=== CONSIGNES DE TRAVAIL ===
A – Convertissez en tableau Markdown les données enregistrées, depuis leur début jusqu'à la ligne contenant « infographic-page: Foldable Design », incluse. Utilisez deux colonnes, Numéro et Contenu, et omettez les lignes vides.
B – Poursuivez l'extrait sur le fret ferroviaire français à partir de sa dernière phrase.

=== EXTRAIT CITÉ ===
• • •

Pour l'instant, les perspectives qui s'offrent au fret ferroviaire français nous incitent à en douter.
Quelles sont les données du problème ?
Nous le savons tous, les transports prennent une part considérable dans la dégradation de notre environnement quotidien : émission de gaz à effet de serre, bruit, répercussions sur la santé, insécurité routière, etc. C'est pourquoi la recherche d'un développement durable et respectueux de l'environnement doit constituer une clef essentielle de notre politique des transports.
Or nous savons que ces flux, tous modes confondus, vont continuer à croître de 50 %, dit-on, jusqu'en 2025. Certes, cette croissance est moins rapide qu'elle ne l'a été au cours des dernières années, mais les conditions de circulation sur les routes vont s'aggraver, en raison de la congestion croissante des contournements périurbains et de l'augmentation des situations de gêne entre poids lourds et véhicules légers.
Les déclarations du Gouvernement - auxquelles nous souscrivons -, y compris lors du récent débat budgétaire, sont toutes marquées du sceau du développement durable et rappellent nos engagements de Kyoto en faveur de la réduction des émissions de gaz à effet de serre et de la lutte contre les changements climatiques.
Toutefois, sans véritable engagement politique, il sera impossible de rompre avec la logique libérale et financière des entreprises, pour lesquelles seuls comptent les coûts. La route gagnera toujours, surtout si l'on s'obstine à ne pas prendre en compte tous ses coûts, notamment sociaux ; certains s'inquiètent, par exemple, des risques de dumping social de la part de certains transporteurs routiers de nouveaux pays membres de l'Union européenne.
Quel est le résultat de ce développement du « tout routier » ?

• • •

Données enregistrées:
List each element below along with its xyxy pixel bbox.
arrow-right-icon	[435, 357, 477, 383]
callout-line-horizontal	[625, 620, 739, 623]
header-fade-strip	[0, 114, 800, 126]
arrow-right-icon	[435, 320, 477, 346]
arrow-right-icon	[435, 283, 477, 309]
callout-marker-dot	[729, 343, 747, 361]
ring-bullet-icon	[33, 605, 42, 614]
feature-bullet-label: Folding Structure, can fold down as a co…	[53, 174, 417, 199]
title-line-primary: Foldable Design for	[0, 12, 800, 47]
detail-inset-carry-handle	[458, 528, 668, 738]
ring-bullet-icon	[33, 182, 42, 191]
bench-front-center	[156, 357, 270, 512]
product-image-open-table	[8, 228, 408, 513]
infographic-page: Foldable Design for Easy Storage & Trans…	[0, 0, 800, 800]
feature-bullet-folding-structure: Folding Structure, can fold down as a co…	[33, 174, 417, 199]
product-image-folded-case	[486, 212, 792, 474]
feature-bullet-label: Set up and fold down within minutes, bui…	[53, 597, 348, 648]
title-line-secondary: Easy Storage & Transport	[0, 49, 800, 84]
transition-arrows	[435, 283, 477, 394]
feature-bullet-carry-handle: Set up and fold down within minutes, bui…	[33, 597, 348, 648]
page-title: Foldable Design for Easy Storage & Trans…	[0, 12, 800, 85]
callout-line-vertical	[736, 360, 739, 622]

• • •

=== RÉPONSES ATTENDUES ===
A –
| Numéro | Contenu |
|---|---|
| 1 | List each element below along with its xyxy pixel bbox. |
| 2 | arrow-right-icon	[435, 357, 477, 383] |
| 3 | callout-line-horizontal	[625, 620, 739, 623] |
| 4 | header-fade-strip	[0, 114, 800, 126] |
| 5 | arrow-right-icon	[435, 320, 477, 346] |
| 6 | arrow-right-icon	[435, 283, 477, 309] |
| 7 | callout-marker-dot	[729, 343, 747, 361] |
| 8 | ring-bullet-icon	[33, 605, 42, 614] |
| 9 | feature-bullet-label: Folding Structure, can fold down as a co…	[53, 174, 417, 199] |
| 10 | title-line-primary: Foldable Design for	[0, 12, 800, 47] |
| 11 | detail-inset-carry-handle	[458, 528, 668, 738] |
| 12 | ring-bullet-icon	[33, 182, 42, 191] |
| 13 | bench-front-center	[156, 357, 270, 512] |
| 14 | product-image-open-table	[8, 228, 408, 513] |
| 15 | infographic-page: Foldable Design for Easy Storage & Trans…	[0, 0, 800, 800] |

B –
Le fret ferroviaire de la SNCF connaît depuis plusieurs années des difficultés très sérieuses. Ainsi, sa part de marché a régulièrement baissé ; en trente ans, elle est passée de près de 50 % du volume des marchandises transportées à moins de 20 % aujourd'hui. Son chiffre d'affaires a subi une érosion moyenne de près de un pour cent par an au cours des quinze dernières années. Ces facteurs contribuent à dégrader fortement les résultats : depuis 2000, les pertes consolidées du fret s'élèvent à plus de un milliard d'euros. Le trafic a encore baissé de 2 % en volume cette année, pour atteindre 43, 3 milliards de tonnes/kilomètre.
Pourtant, d'importants investissements en sa faveur avaient été réalisés ou sont en cours de réalisation. Les collectivités locales y ont pris une grande part dans le cadre des contrats de plan Etat - régions 2000-2006, en décidant l'aménagement d'itinéraires dédiés.
Pour autant, le fret continuer de « plomber » les comptes de la SNCF, laquelle compense ces pertes par ses activités TGV et de transports publics de voyageurs - sauf le Corail -, ainsi que par la cession d'actifs. Cette compensation est de plus en plus difficile à opérer au sein de l'entreprise, comme l'a expliqué le président de la SNCF devant notre commission des affaires économiques, en raison notamment d'une directive européenne de 2001 qui prévoit la séparation de la comptabilité des activités de transport de voyageurs de celles du fret. Vous avez transposé cette directive par voie de décret, en mars 2003. Or c'est de cette séparation - parfois artificielle - des comptes que découlent à l'évidence les déficits - parfois artificiels, eux aussi, j'y reviendrai - du fret ainsi que les mesures de repli mises en oeuvre aujourd'hui en termes d'aménagement du territoire.
Faut-il ajouter que l'entreprise reste très endettée - plus de 8 milliards d'euros - et qu'elle a vu aussi ses charges alourdies de 60 millions d'euros par an, le Gouvernement ayant décidé une augmentation des redevances de péages dues à Réseau ferré de France, RFF, de 300 millions d'euros en cinq ans ?
Dans ce contexte, la SNCF, à votre demande, a élaboré et lancé en novembre 2003 le « plan fret » 2004 - 2006, qui a été présenté comme le plan de la dernière chance. Il a été confié à un nouveau directeur, avec lequel j'ai eu l'occasion de m'entretenir hier après-midi.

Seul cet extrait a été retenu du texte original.